------ Material supplied ------
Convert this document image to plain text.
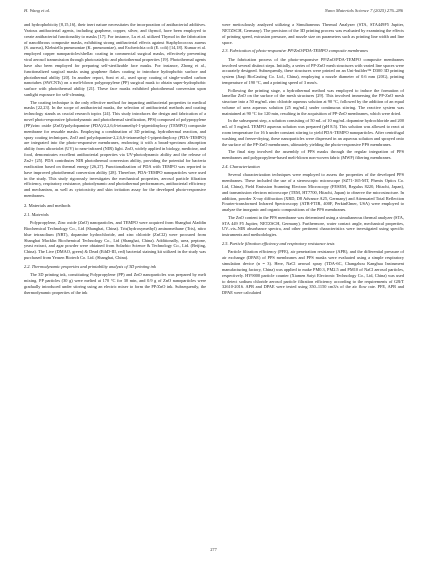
H. Wang et al.	Nano Materials Science 7 (2025) 276–286

and hydrophobicity [8,15,16], their inert nature necessitates the incorporation of antibacterial additives. Various antibacterial agents, including graphene, copper, silver, and thymol, have been employed to create antibacterial functionality to masks [17]. For instance, Lu et al. utilized Thymol in the fabrication of nanofibrous composite masks, exhibiting strong antibacterial effects against Staphylococcus aureus (S. aureus), Klebsiella pneumoniae (K. pneumoniae), and Escherichia coli (E. coli) [14,18]. Kumar et al. employed copper nanoparticles/shellac coating in commercial surgical masks, effectively preventing viral aerosol transmission through photocatalytic and photothermal properties [19]. Photothermal agents have also been employed for preparing self-sterilizable face masks. For instance, Zhong et al., functionalized surgical masks using graphene flakes coating to introduce hydrophobic surface and photothermal ability [20]. In another report, Soni et al., used spray coating of single-walled carbon nanotubes (SWCNTs) on a melt-blown polypropylene (PP) surgical mask to obtain super-hydrophobic surface with photothermal ability [21]. These face masks exhibited photothermal conversion upon sunlight exposure for self-cleaning.

The coating technique is the only effective method for imparting antibacterial properties to medical masks [22,23]. In the scope of antibacterial masks, the selection of antibacterial methods and coating technology stands as crucial research topics [24]. This study introduces the design and fabrication of a novel photo-responsive (photodynamic and photothermal sterilization, PPS) composed of polypropylene (PP)/zinc oxide (ZnO)/polydopamine (PDA)/2,2,6,6-tetramethyl-1-piperidinyloxy (TEMPO) composite membrane for reusable masks. Employing a combination of 3D printing, hydrothermal reaction, and spray coating techniques, ZnO and polydopamine-2,2,6,6-tetramethyl-1-piperidinyloxy (PDA-TEMPO) are integrated into the photo-responsive membranes, endowing it with a broad-spectrum absorption ability from ultraviolet (UV) to near-infrared (NIR) light. ZnO, widely applied in biology, medicine, and food, demonstrates excellent antibacterial properties via UV-photodynamic ability and the release of Zn2+ [25]. PDA contributes NIR photothermal conversion ability, providing the potential for bacteria eradication based on thermal energy [26,27]. Functionalization of PDA with TEMPO was reported to have improved photothermal conversion ability [28]. Therefore, PDA-TEMPO nanoparticles were used in the study. This study rigorously investigates the mechanical properties, aerosol particle filtration efficiency, respiratory resistance, photodynamic and photothermal performances, antibacterial efficiency and mechanism, as well as cytotoxicity and skin irritation assay for the developed photo-responsive membranes.

2. Materials and methods
2.1. Materials

Polypropylene, Zinc oxide (ZnO) nanoparticles, and TEMPO were acquired from Shanghai Aladdin Biochemical Technology Co., Ltd (Shanghai, China). Tris(hydroxymethyl) aminomethane (Tris), nitro blue tetrazolium (NBT), dopamine hydrochloride, and zinc chloride (ZnCl2) were procured from Shanghai Macklin Biochemical Technology Co., Ltd (Shanghai, China). Additionally, urea, peptone, yeast extract, and agar powder were obtained from Solarbio Science & Technology Co., Ltd. (Beijing, China). The Live (DMAO, green) & Dead (EthD-III, red) bacterial staining kit utilized in the study was purchased from Yeasen Biotech Co. Ltd. (Shanghai, China).

2.2. Thermodynamic properties and printability analysis of 3D printing ink

The 3D printing ink, constituting Polypropylene (PP) and ZnO nanoparticles was prepared by melt mixing. PP particles (30 g) were melted at 170 °C for 30 min, and 0.9 g of ZnO nanoparticles were gradually introduced under stirring using an electric mixer to form the PP/ZnO ink. Subsequently, the thermodynamic properties of the ink

were meticulously analyzed utilizing a Simultaneous Thermal Analyzer (STA, STA449F5 Jupiter, NETZSCH, Germany). The precision of the 3D printing process was evaluated by examining the effects of printing speed, extrusion pressure, and nozzle size on parameters such as printing line width and line space.

2.3. Fabrication of photo-responsive PP/ZnO/PDA-TEMPO composite membranes

The fabrication process of the photo-responsive PP/ZnO/PDA-TEMPO composite membranes involved several distinct steps. Initially, a series of PP-ZnO mesh structures with varied line spaces were accurately designed. Subsequently, these structures were printed on an Uni-builder™ D300 3D printing system (Jiaqi BioCasting Co. Ltd., China), employing a nozzle diameter of 0.6 mm (20G), printing temperature of 190 °C, and a printing speed of 3 mm/s.

Following the printing stage, a hydrothermal method was employed to induce the formation of lamellar ZnO on the surface of the mesh structures [29]. This involved immersing the PP-ZnO mesh structure into a 50 mg/mL zinc chloride aqueous solution at 90 °C, followed by the addition of an equal volume of urea aqueous solution (25 mg/mL) under continuous stirring. The reactive system was maintained at 90 °C for 120 min, resulting in the acquisition of PP-ZnO membranes, which were dried.

In the subsequent step, a solution consisting of 50 mL of 10 mg/mL dopamine hydrochloride and 200 mL of 5 mg/mL TEMPO aqueous solution was prepared (pH 8.5). This solution was allowed to react at room temperature for 16 h under constant stirring to yield PDA-TEMPO nanoparticles. After centrifugal washing and freeze-drying, these nanoparticles were dispersed in an aqueous solution and sprayed onto the surface of the PP-ZnO membranes, ultimately yielding the photo-responsive PPS membranes.

The final step involved the assembly of PPS masks through the regular integration of PPS membranes and polypropylene-based melt-blown non-woven fabric (MWF) filtering membranes.

2.4. Characterization

Several characterization techniques were employed to assess the properties of the developed PPS membranes. These included the use of a stereoscopic microscope (SZ71-165-MT, Phenix Optics Co. Ltd, China), Field Emission Scanning Electron Microscopy (FESEM, Regulus 8220, Hitachi, Japan), and transmission electron microscope (TEM, HT7700, Hitachi, Japan) to observe the microstructure. In addition, powder X-ray diffraction (XRD, D8 Advance A25, Germany) and Attenuated Total Reflection Fourier-transformed Infrared Spectroscopy (ATR-FTIR, 400F, PerkinElmer, USA) were employed to analyze the inorganic and organic compositions of the PPS membranes.

The ZnO content in the PPS membrane was determined using a simultaneous thermal analyzer (STA, STA 449 F5 Jupiter, NETZSCH, Germany). Furthermore, water contact angle, mechanical properties, UV–vis–NIR absorbance spectra, and other pertinent characteristics were investigated using specific instruments and methodologies.

2.5. Particle filtration efficiency and respiratory resistance tests

Particle filtration efficiency (PFE), air penetration resistance (APR), and the differential pressure of air exchange (DPAE) of PPS membranes and PPS masks were evaluated using a simple respiratory simulation device (n = 3). Here, NaCl aerosol spray (TDA-6C, Changzhou Kanghua Instrument manufacturing factory, China) was applied to make PM0.3, PM2.5 and PM10 of NaCl aerosol particles, respectively. HY9000 particle counter (Xiamen Saiyi Electronic Technology Co., Ltd, China) was used to detect sodium chloride aerosol particle filtration efficiency according to the requirements of GB/T 32610-2016. APR and DPAE were tested using 350–1150 cm3/s of the air flow rate. PFE, APR and DPAE were calculated

277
------
Please provide a faithful transcription of all the data, pictures excluded.

- _Result of this exercise_
Convert this document image to plain text.
H. Wang et al.	Nano Materials Science 7 (2025) 276–286

and hydrophobicity [8,15,16], their inert nature necessitates the incorporation of antibacterial additives. Various antibacterial agents, including graphene, copper, silver, and thymol, have been employed to create antibacterial functionality to masks [17]. For instance, Lu et al. utilized Thymol in the fabrication of nanofibrous composite masks, exhibiting strong antibacterial effects against Staphylococcus aureus (S. aureus), Klebsiella pneumoniae (K. pneumoniae), and Escherichia coli (E. coli) [14,18]. Kumar et al. employed copper nanoparticles/shellac coating in commercial surgical masks, effectively preventing viral aerosol transmission through photocatalytic and photothermal properties [19]. Photothermal agents have also been employed for preparing self-sterilizable face masks. For instance, Zhong et al., functionalized surgical masks using graphene flakes coating to introduce hydrophobic surface and photothermal ability [20]. In another report, Soni et al., used spray coating of single-walled carbon nanotubes (SWCNTs) on a melt-blown polypropylene (PP) surgical mask to obtain super-hydrophobic surface with photothermal ability [21]. These face masks exhibited photothermal conversion upon sunlight exposure for self-cleaning.

The coating technique is the only effective method for imparting antibacterial properties to medical masks [22,23]. In the scope of antibacterial masks, the selection of antibacterial methods and coating technology stands as crucial research topics [24]. This study introduces the design and fabrication of a novel photo-responsive (photodynamic and photothermal sterilization, PPS) composed of polypropylene (PP)/zinc oxide (ZnO)/polydopamine (PDA)/2,2,6,6-tetramethyl-1-piperidinyloxy (TEMPO) composite membrane for reusable masks. Employing a combination of 3D printing, hydrothermal reaction, and spray coating techniques, ZnO and polydopamine-2,2,6,6-tetramethyl-1-piperidinyloxy (PDA-TEMPO) are integrated into the photo-responsive membranes, endowing it with a broad-spectrum absorption ability from ultraviolet (UV) to near-infrared (NIR) light. ZnO, widely applied in biology, medicine, and food, demonstrates excellent antibacterial properties via UV-photodynamic ability and the release of Zn2+ [25]. PDA contributes NIR photothermal conversion ability, providing the potential for bacteria eradication based on thermal energy [26,27]. Functionalization of PDA with TEMPO was reported to have improved photothermal conversion ability [28]. Therefore, PDA-TEMPO nanoparticles were used in the study. This study rigorously investigates the mechanical properties, aerosol particle filtration efficiency, respiratory resistance, photodynamic and photothermal performances, antibacterial efficiency and mechanism, as well as cytotoxicity and skin irritation assay for the developed photo-responsive membranes.

2. Materials and methods
2.1. Materials

Polypropylene, Zinc oxide (ZnO) nanoparticles, and TEMPO were acquired from Shanghai Aladdin Biochemical Technology Co., Ltd (Shanghai, China). Tris(hydroxymethyl) aminomethane (Tris), nitro blue tetrazolium (NBT), dopamine hydrochloride, and zinc chloride (ZnCl2) were procured from Shanghai Macklin Biochemical Technology Co., Ltd (Shanghai, China). Additionally, urea, peptone, yeast extract, and agar powder were obtained from Solarbio Science & Technology Co., Ltd. (Beijing, China). The Live (DMAO, green) & Dead (EthD-III, red) bacterial staining kit utilized in the study was purchased from Yeasen Biotech Co. Ltd. (Shanghai, China).

2.2. Thermodynamic properties and printability analysis of 3D printing ink

The 3D printing ink, constituting Polypropylene (PP) and ZnO nanoparticles was prepared by melt mixing. PP particles (30 g) were melted at 170 °C for 30 min, and 0.9 g of ZnO nanoparticles were gradually introduced under stirring using an electric mixer to form the PP/ZnO ink. Subsequently, the thermodynamic properties of the ink

were meticulously analyzed utilizing a Simultaneous Thermal Analyzer (STA, STA449F5 Jupiter, NETZSCH, Germany). The precision of the 3D printing process was evaluated by examining the effects of printing speed, extrusion pressure, and nozzle size on parameters such as printing line width and line space.

2.3. Fabrication of photo-responsive PP/ZnO/PDA-TEMPO composite membranes

The fabrication process of the photo-responsive PP/ZnO/PDA-TEMPO composite membranes involved several distinct steps. Initially, a series of PP-ZnO mesh structures with varied line spaces were accurately designed. Subsequently, these structures were printed on an Uni-builder™ D300 3D printing system (Jiaqi BioCasting Co. Ltd., China), employing a nozzle diameter of 0.6 mm (20G), printing temperature of 190 °C, and a printing speed of 3 mm/s.

Following the printing stage, a hydrothermal method was employed to induce the formation of lamellar ZnO on the surface of the mesh structures [29]. This involved immersing the PP-ZnO mesh structure into a 50 mg/mL zinc chloride aqueous solution at 90 °C, followed by the addition of an equal volume of urea aqueous solution (25 mg/mL) under continuous stirring. The reactive system was maintained at 90 °C for 120 min, resulting in the acquisition of PP-ZnO membranes, which were dried.

In the subsequent step, a solution consisting of 50 mL of 10 mg/mL dopamine hydrochloride and 200 mL of 5 mg/mL TEMPO aqueous solution was prepared (pH 8.5). This solution was allowed to react at room temperature for 16 h under constant stirring to yield PDA-TEMPO nanoparticles. After centrifugal washing and freeze-drying, these nanoparticles were dispersed in an aqueous solution and sprayed onto the surface of the PP-ZnO membranes, ultimately yielding the photo-responsive PPS membranes.

The final step involved the assembly of PPS masks through the regular integration of PPS membranes and polypropylene-based melt-blown non-woven fabric (MWF) filtering membranes.

2.4. Characterization

Several characterization techniques were employed to assess the properties of the developed PPS membranes. These included the use of a stereoscopic microscope (SZ71-165-MT, Phenix Optics Co. Ltd, China), Field Emission Scanning Electron Microscopy (FESEM, Regulus 8220, Hitachi, Japan), and transmission electron microscope (TEM, HT7700, Hitachi, Japan) to observe the microstructure. In addition, powder X-ray diffraction (XRD, D8 Advance A25, Germany) and Attenuated Total Reflection Fourier-transformed Infrared Spectroscopy (ATR-FTIR, 400F, PerkinElmer, USA) were employed to analyze the inorganic and organic compositions of the PPS membranes.

The ZnO content in the PPS membrane was determined using a simultaneous thermal analyzer (STA, STA 449 F5 Jupiter, NETZSCH, Germany). Furthermore, water contact angle, mechanical properties, UV–vis–NIR absorbance spectra, and other pertinent characteristics were investigated using specific instruments and methodologies.

2.5. Particle filtration efficiency and respiratory resistance tests

Particle filtration efficiency (PFE), air penetration resistance (APR), and the differential pressure of air exchange (DPAE) of PPS membranes and PPS masks were evaluated using a simple respiratory simulation device (n = 3). Here, NaCl aerosol spray (TDA-6C, Changzhou Kanghua Instrument manufacturing factory, China) was applied to make PM0.3, PM2.5 and PM10 of NaCl aerosol particles, respectively. HY9000 particle counter (Xiamen Saiyi Electronic Technology Co., Ltd, China) was used to detect sodium chloride aerosol particle filtration efficiency according to the requirements of GB/T 32610-2016. APR and DPAE were tested using 350–1150 cm3/s of the air flow rate. PFE, APR and DPAE were calculated

277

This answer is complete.